MATERIAL FOR THIS EXERCISE:
((

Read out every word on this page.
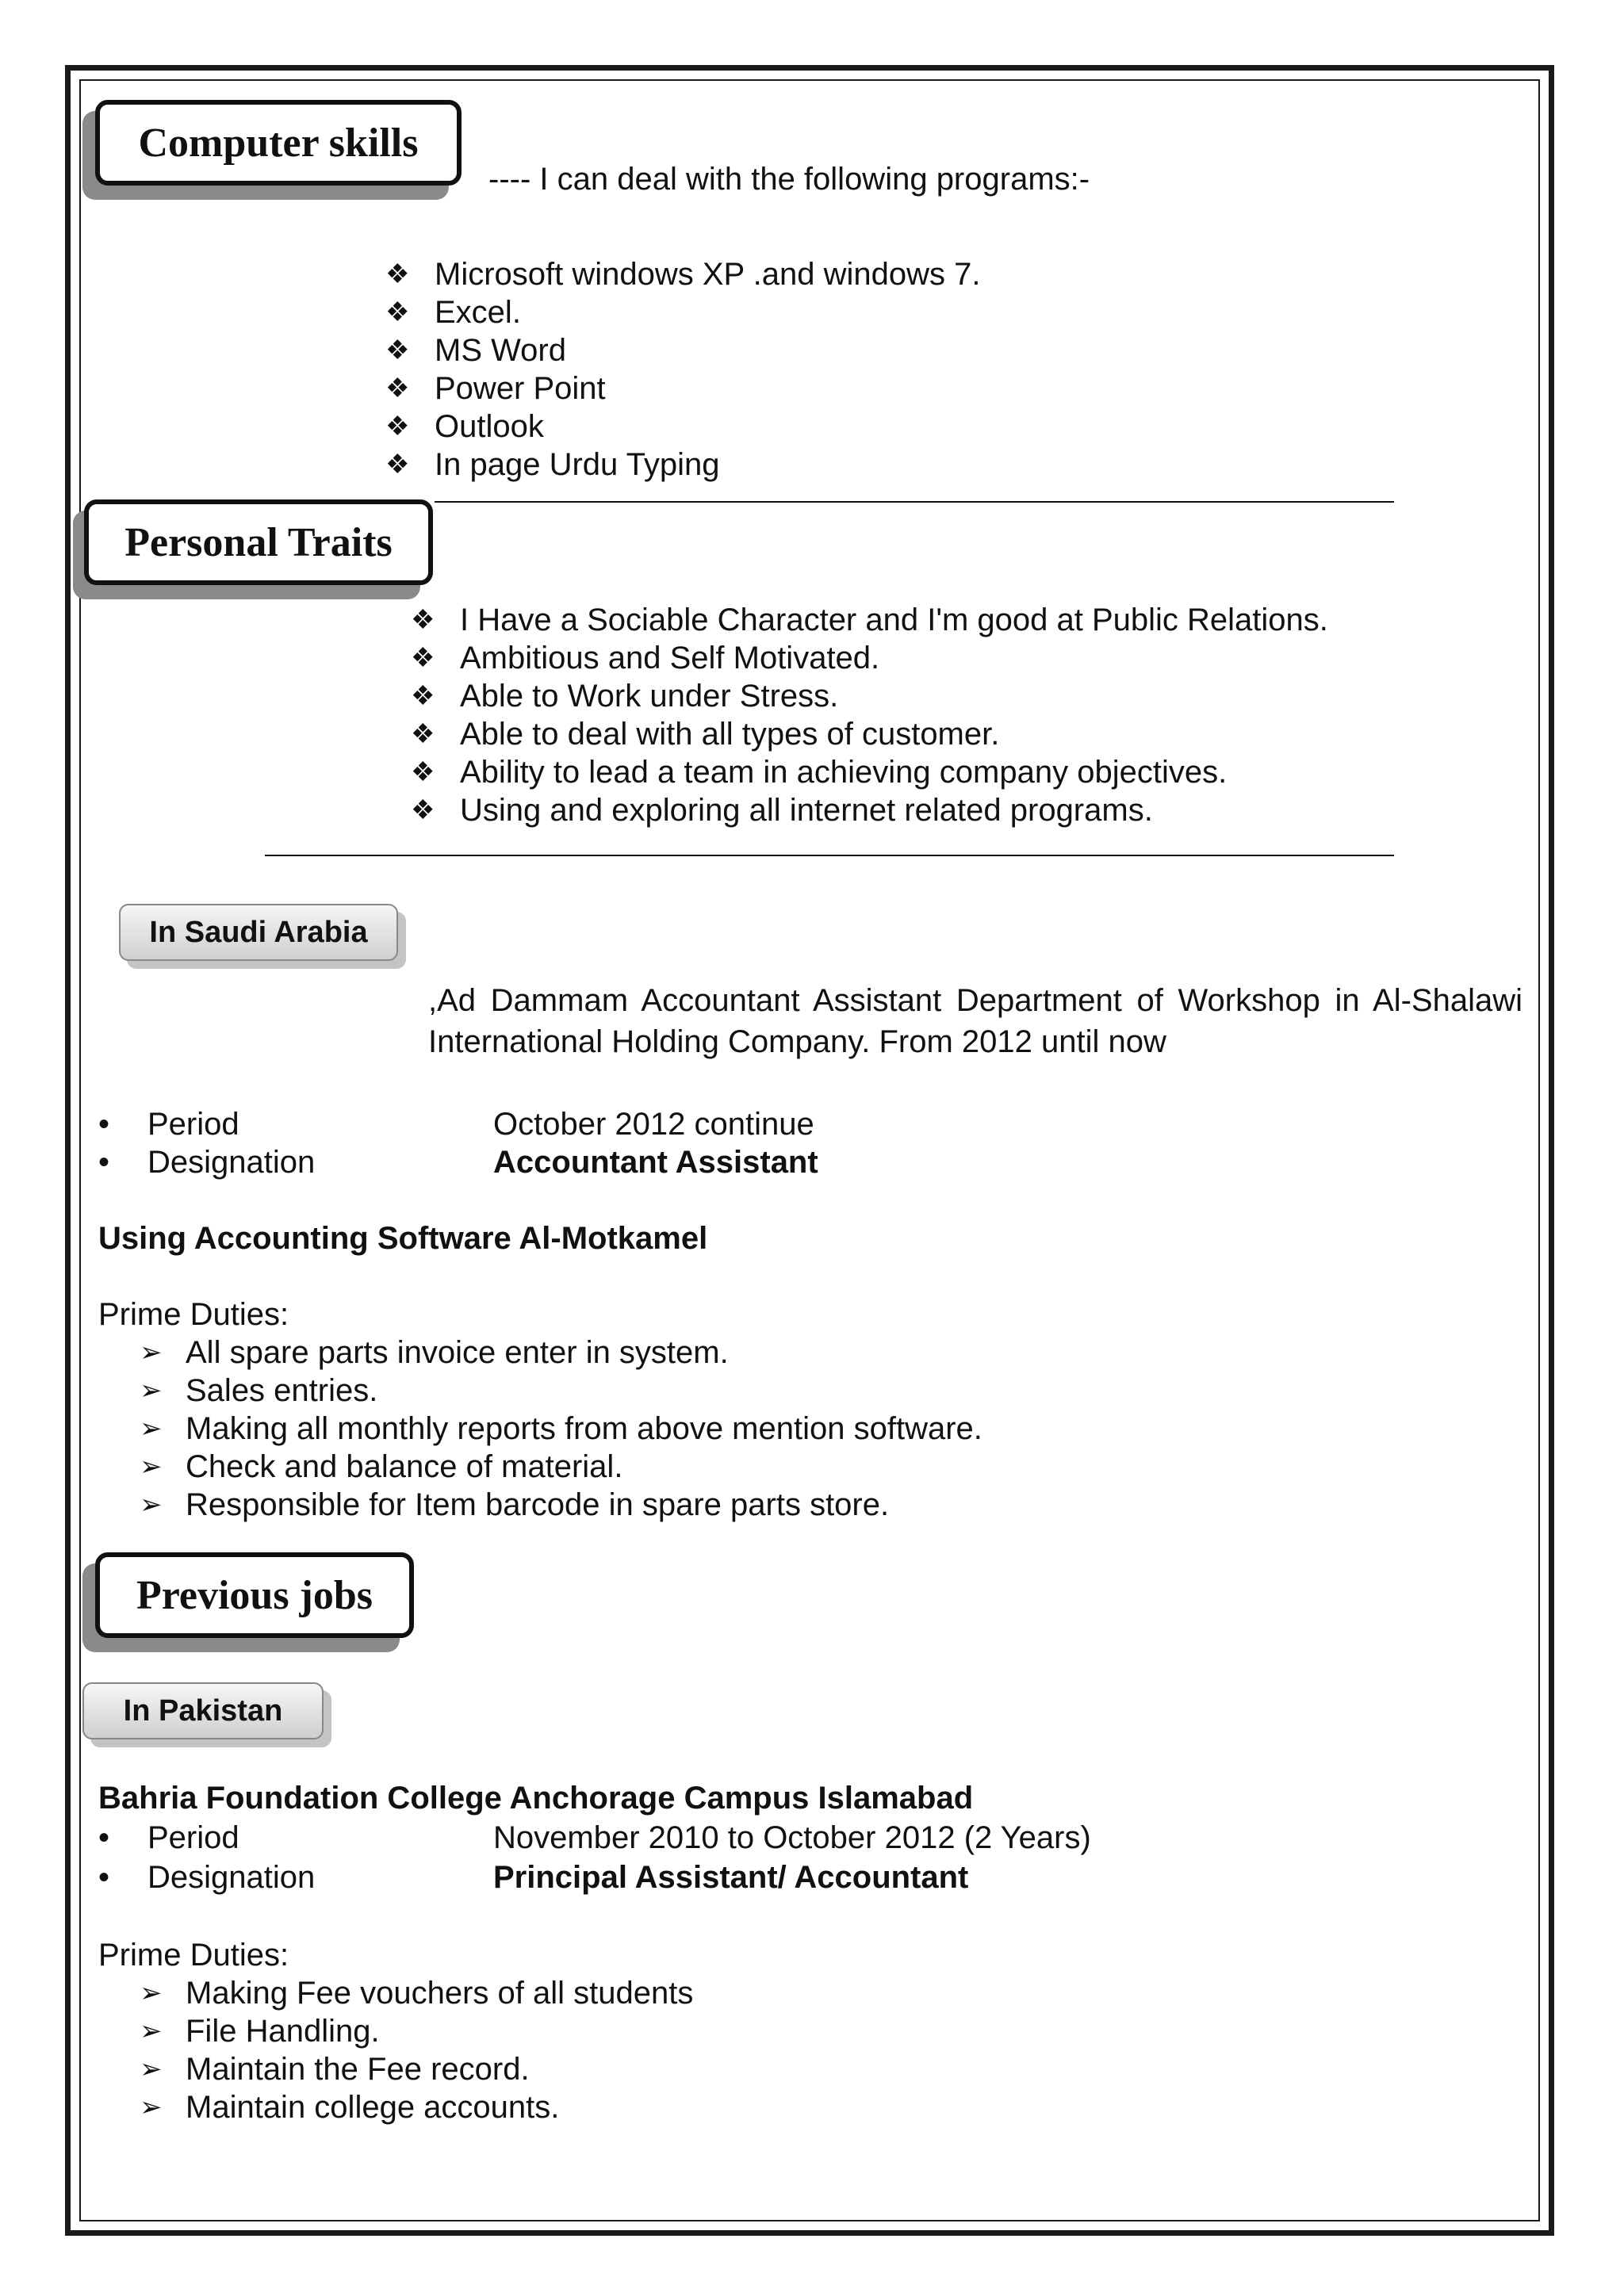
Computer skills
---- I can deal with the following programs:-
❖ Microsoft windows XP .and windows 7.
❖ Excel.
❖ MS Word
❖ Power Point
❖ Outlook
❖ In page Urdu Typing
Personal Traits
❖ I Have a Sociable Character and I'm good at Public Relations.
❖ Ambitious and Self Motivated.
❖ Able to Work under Stress.
❖ Able to deal with all types of customer.
❖ Ability to lead a team in achieving company objectives.
❖ Using and exploring all internet related programs.
In Saudi Arabia
,Ad Dammam Accountant Assistant Department of Workshop in Al-Shalawi International Holding Company. From 2012 until now
• Period	October 2012 continue
• Designation	Accountant Assistant
Using Accounting Software Al-Motkamel
Prime Duties:
➢ All spare parts invoice enter in system.
➢ Sales entries.
➢ Making all monthly reports from above mention software.
➢ Check and balance of material.
➢ Responsible for Item barcode in spare parts store.
Previous jobs
In Pakistan
Bahria Foundation College Anchorage Campus Islamabad
• Period	November 2010 to October 2012 (2 Years)
• Designation	Principal Assistant/ Accountant
Prime Duties:
➢ Making Fee vouchers of all students
➢ File Handling.
➢ Maintain the Fee record.
➢ Maintain college accounts.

))

EXERCISE:
Write out the records above once more, word for word, with no pictures.

REPLY:
Read out every word on this page.
Computer skills
---- I can deal with the following programs:-
❖ Microsoft windows XP .and windows 7.
❖ Excel.
❖ MS Word
❖ Power Point
❖ Outlook
❖ In page Urdu Typing
Personal Traits
❖ I Have a Sociable Character and I'm good at Public Relations.
❖ Ambitious and Self Motivated.
❖ Able to Work under Stress.
❖ Able to deal with all types of customer.
❖ Ability to lead a team in achieving company objectives.
❖ Using and exploring all internet related programs.
In Saudi Arabia
,Ad Dammam Accountant Assistant Department of Workshop in Al-Shalawi International Holding Company. From 2012 until now
• Period	October 2012 continue
• Designation	Accountant Assistant
Using Accounting Software Al-Motkamel
Prime Duties:
➢ All spare parts invoice enter in system.
➢ Sales entries.
➢ Making all monthly reports from above mention software.
➢ Check and balance of material.
➢ Responsible for Item barcode in spare parts store.
Previous jobs
In Pakistan
Bahria Foundation College Anchorage Campus Islamabad
• Period	November 2010 to October 2012 (2 Years)
• Designation	Principal Assistant/ Accountant
Prime Duties:
➢ Making Fee vouchers of all students
➢ File Handling.
➢ Maintain the Fee record.
➢ Maintain college accounts.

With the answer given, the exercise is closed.